▼
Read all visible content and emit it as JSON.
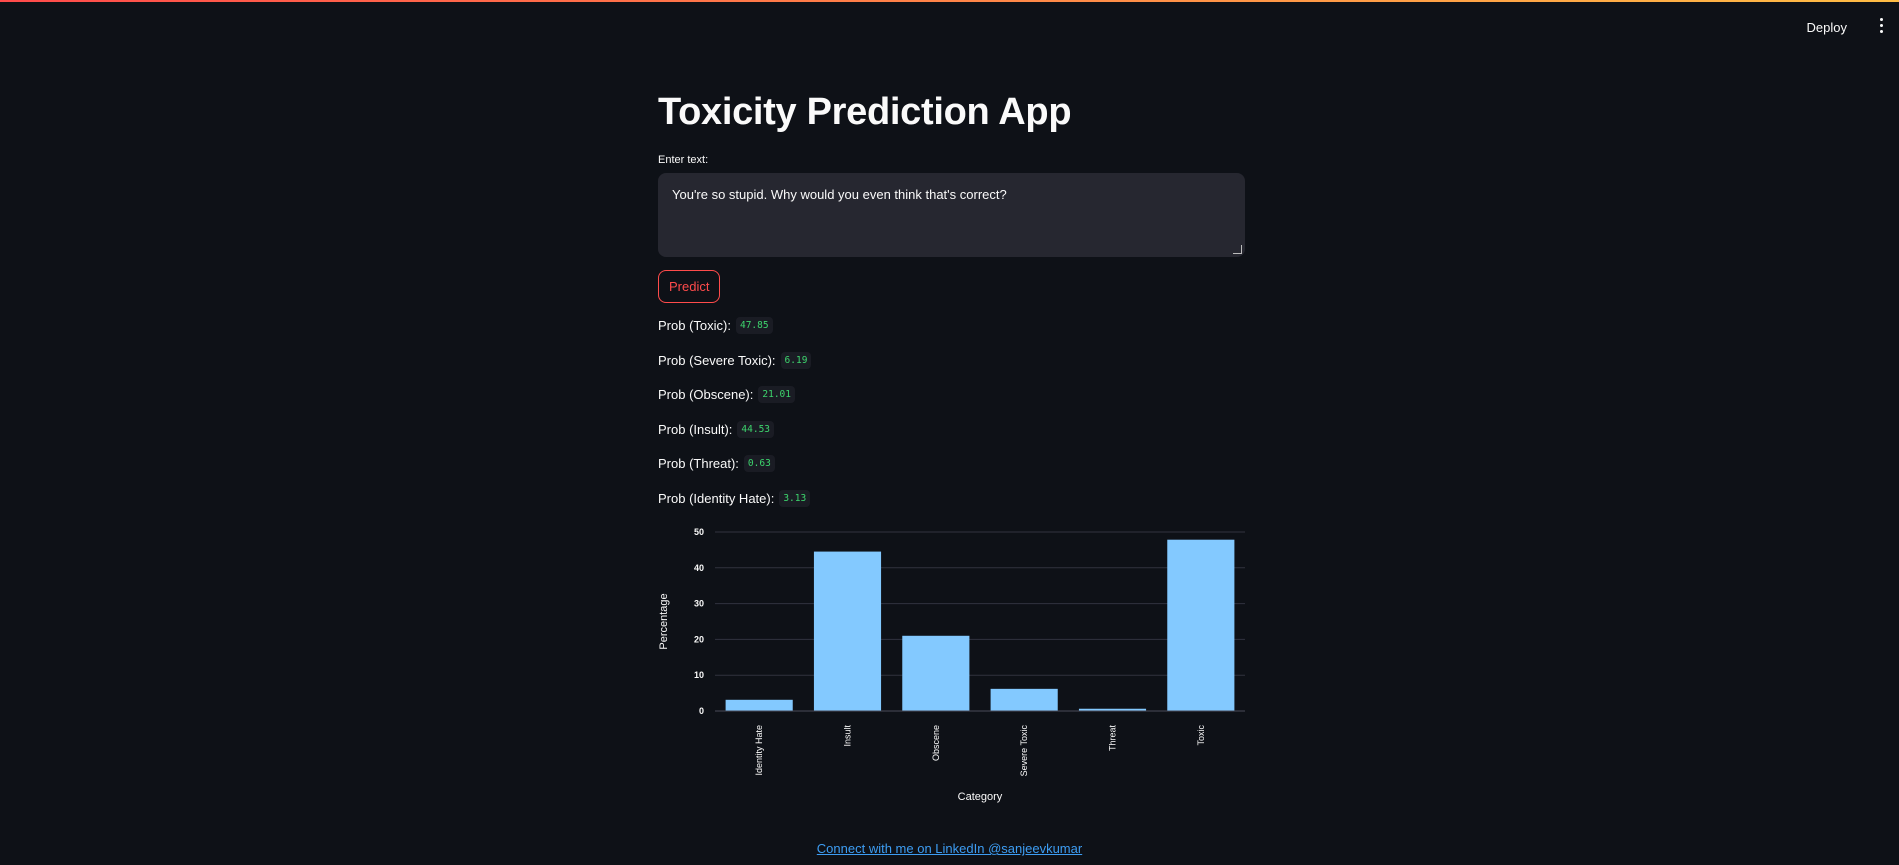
{
  "header": {
    "deploy_label": "Deploy",
    "menu_icon": "vertical-ellipsis"
  },
  "main": {
    "title": "Toxicity Prediction App",
    "input_label": "Enter text:",
    "input_value": "You're so stupid. Why would you even think that's correct?",
    "predict_label": "Predict",
    "probs": [
      {
        "label": "Prob (Toxic):",
        "value": "47.85"
      },
      {
        "label": "Prob (Severe Toxic):",
        "value": "6.19"
      },
      {
        "label": "Prob (Obscene):",
        "value": "21.01"
      },
      {
        "label": "Prob (Insult):",
        "value": "44.53"
      },
      {
        "label": "Prob (Threat):",
        "value": "0.63"
      },
      {
        "label": "Prob (Identity Hate):",
        "value": "3.13"
      }
    ]
  },
  "chart_data": {
    "type": "bar",
    "categories": [
      "Identity Hate",
      "Insult",
      "Obscene",
      "Severe Toxic",
      "Threat",
      "Toxic"
    ],
    "values": [
      3.13,
      44.53,
      21.01,
      6.19,
      0.63,
      47.85
    ],
    "xlabel": "Category",
    "ylabel": "Percentage",
    "ylim": [
      0,
      50
    ],
    "yticks": [
      0,
      10,
      20,
      30,
      40,
      50
    ],
    "bar_color": "#83c9ff",
    "grid": true
  },
  "footer": {
    "link_text": "Connect with me on LinkedIn @sanjeevkumar"
  },
  "colors": {
    "background": "#0e1117",
    "accent": "#ff4b4b",
    "code_text": "#3dd56d",
    "link": "#3d9df3"
  }
}
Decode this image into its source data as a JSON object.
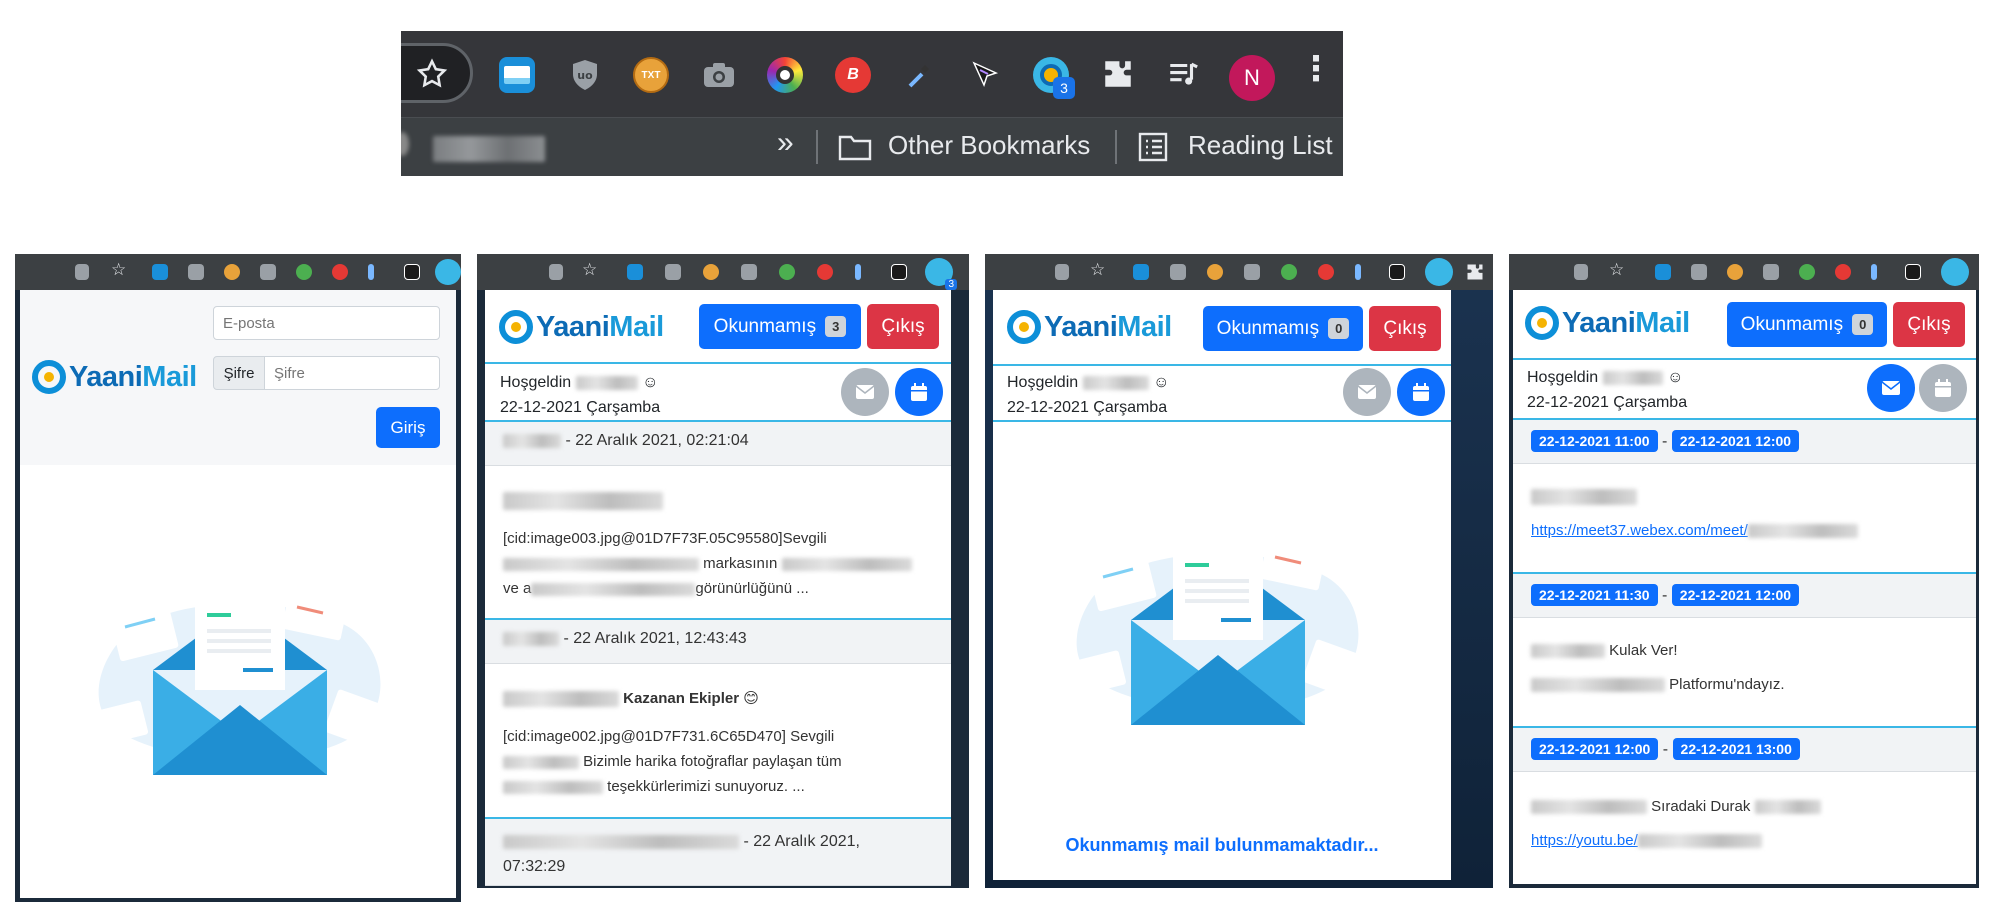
{
  "top_toolbar": {
    "extensions": [
      "star-icon",
      "whiteboard-extension-icon",
      "ublock-extension-icon",
      "txt-extension-icon",
      "camera-extension-icon",
      "color-picker-extension-icon",
      "b-extension-icon",
      "eyedropper-extension-icon",
      "cursor-extension-icon",
      "yaanimail-extension-icon",
      "puzzle-icon",
      "reading-mode-icon"
    ],
    "yaanimail_badge": "3",
    "avatar_letter": "N",
    "more_glyph": "⋮",
    "overflow_glyph": "»",
    "other_bookmarks": "Other Bookmarks",
    "reading_list": "Reading List"
  },
  "colors": {
    "primary": "#0d6efd",
    "danger": "#dc3545",
    "accent_line": "#3ab7e6",
    "avatar": "#c2185b"
  },
  "brand": {
    "name_a": "Yaani",
    "name_b": "Mail"
  },
  "login_panel": {
    "email_placeholder": "E-posta",
    "password_label": "Şifre",
    "password_placeholder": "Şifre",
    "login_button": "Giriş"
  },
  "header": {
    "unread_label": "Okunmamış",
    "logout_label": "Çıkış",
    "welcome": "Hoşgeldin",
    "smiley": "☺",
    "date": "22-12-2021 Çarşamba"
  },
  "panel2": {
    "unread_count": "3",
    "mini_badge": "3",
    "mails": [
      {
        "meta": "- 22 Aralık 2021, 02:21:04",
        "body_line1": "[cid:image003.jpg@01D7F73F.05C95580]Sevgili",
        "body_line2": "markasının",
        "body_line3_a": "ve a",
        "body_line3_b": "görünürlüğünü ..."
      },
      {
        "meta": "- 22 Aralık 2021, 12:43:43",
        "subject": "Kazanan Ekipler 😊",
        "body_line1": "[cid:image002.jpg@01D7F731.6C65D470] Sevgili",
        "body_line2": "Bizimle harika fotoğraflar paylaşan tüm",
        "body_line3": "teşekkürlerimizi sunuyoruz. ..."
      },
      {
        "meta": "- 22 Aralık 2021,",
        "meta2": "07:32:29"
      }
    ]
  },
  "panel3": {
    "unread_count": "0",
    "empty_message": "Okunmamış mail bulunmamaktadır..."
  },
  "panel4": {
    "unread_count": "0",
    "events": [
      {
        "start": "22-12-2021 11:00",
        "end": "22-12-2021 12:00",
        "link": "https://meet37.webex.com/meet/"
      },
      {
        "start": "22-12-2021 11:30",
        "end": "22-12-2021 12:00",
        "line1": "Kulak Ver!",
        "line2": "Platformu'ndayız."
      },
      {
        "start": "22-12-2021 12:00",
        "end": "22-12-2021 13:00",
        "line1": "Sıradaki Durak",
        "link": "https://youtu.be/"
      }
    ],
    "separator": "-"
  }
}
▲
Problem to work on: Can you restate all the records above word for word while dropping the pictures?

Solution to the problem:
Read all visible content and emit it as JSON.
{
  "header": {
    "deploy_label": "Deploy",
    "menu_icon": "vertical-ellipsis"
  },
  "main": {
    "title": "Toxicity Prediction App",
    "input_label": "Enter text:",
    "input_value": "You're so stupid. Why would you even think that's correct?",
    "predict_label": "Predict",
    "probs": [
      {
        "label": "Prob (Toxic):",
        "value": "47.85"
      },
      {
        "label": "Prob (Severe Toxic):",
        "value": "6.19"
      },
      {
        "label": "Prob (Obscene):",
        "value": "21.01"
      },
      {
        "label": "Prob (Insult):",
        "value": "44.53"
      },
      {
        "label": "Prob (Threat):",
        "value": "0.63"
      },
      {
        "label": "Prob (Identity Hate):",
        "value": "3.13"
      }
    ]
  },
  "chart_data": {
    "type": "bar",
    "categories": [
      "Identity Hate",
      "Insult",
      "Obscene",
      "Severe Toxic",
      "Threat",
      "Toxic"
    ],
    "values": [
      3.13,
      44.53,
      21.01,
      6.19,
      0.63,
      47.85
    ],
    "xlabel": "Category",
    "ylabel": "Percentage",
    "ylim": [
      0,
      50
    ],
    "yticks": [
      0,
      10,
      20,
      30,
      40,
      50
    ],
    "bar_color": "#83c9ff",
    "grid": true
  },
  "footer": {
    "link_text": "Connect with me on LinkedIn @sanjeevkumar"
  },
  "colors": {
    "background": "#0e1117",
    "accent": "#ff4b4b",
    "code_text": "#3dd56d",
    "link": "#3d9df3"
  }
}
Decode this image into its source data as a JSON object.
{
  "top_toolbar": {
    "extensions": [
      "star-icon",
      "whiteboard-extension-icon",
      "ublock-extension-icon",
      "txt-extension-icon",
      "camera-extension-icon",
      "color-picker-extension-icon",
      "b-extension-icon",
      "eyedropper-extension-icon",
      "cursor-extension-icon",
      "yaanimail-extension-icon",
      "puzzle-icon",
      "reading-mode-icon"
    ],
    "yaanimail_badge": "3",
    "avatar_letter": "N",
    "more_glyph": "⋮",
    "overflow_glyph": "»",
    "other_bookmarks": "Other Bookmarks",
    "reading_list": "Reading List"
  },
  "colors": {
    "primary": "#0d6efd",
    "danger": "#dc3545",
    "accent_line": "#3ab7e6",
    "avatar": "#c2185b"
  },
  "brand": {
    "name_a": "Yaani",
    "name_b": "Mail"
  },
  "login_panel": {
    "email_placeholder": "E-posta",
    "password_label": "Şifre",
    "password_placeholder": "Şifre",
    "login_button": "Giriş"
  },
  "header": {
    "unread_label": "Okunmamış",
    "logout_label": "Çıkış",
    "welcome": "Hoşgeldin",
    "smiley": "☺",
    "date": "22-12-2021 Çarşamba"
  },
  "panel2": {
    "unread_count": "3",
    "mini_badge": "3",
    "mails": [
      {
        "meta": "- 22 Aralık 2021, 02:21:04",
        "body_line1": "[cid:image003.jpg@01D7F73F.05C95580]Sevgili",
        "body_line2": "markasının",
        "body_line3_a": "ve a",
        "body_line3_b": "görünürlüğünü ..."
      },
      {
        "meta": "- 22 Aralık 2021, 12:43:43",
        "subject": "Kazanan Ekipler 😊",
        "body_line1": "[cid:image002.jpg@01D7F731.6C65D470] Sevgili",
        "body_line2": "Bizimle harika fotoğraflar paylaşan tüm",
        "body_line3": "teşekkürlerimizi sunuyoruz. ..."
      },
      {
        "meta": "- 22 Aralık 2021,",
        "meta2": "07:32:29"
      }
    ]
  },
  "panel3": {
    "unread_count": "0",
    "empty_message": "Okunmamış mail bulunmamaktadır..."
  },
  "panel4": {
    "unread_count": "0",
    "events": [
      {
        "start": "22-12-2021 11:00",
        "end": "22-12-2021 12:00",
        "link": "https://meet37.webex.com/meet/"
      },
      {
        "start": "22-12-2021 11:30",
        "end": "22-12-2021 12:00",
        "line1": "Kulak Ver!",
        "line2": "Platformu'ndayız."
      },
      {
        "start": "22-12-2021 12:00",
        "end": "22-12-2021 13:00",
        "line1": "Sıradaki Durak",
        "link": "https://youtu.be/"
      }
    ],
    "separator": "-"
  }
}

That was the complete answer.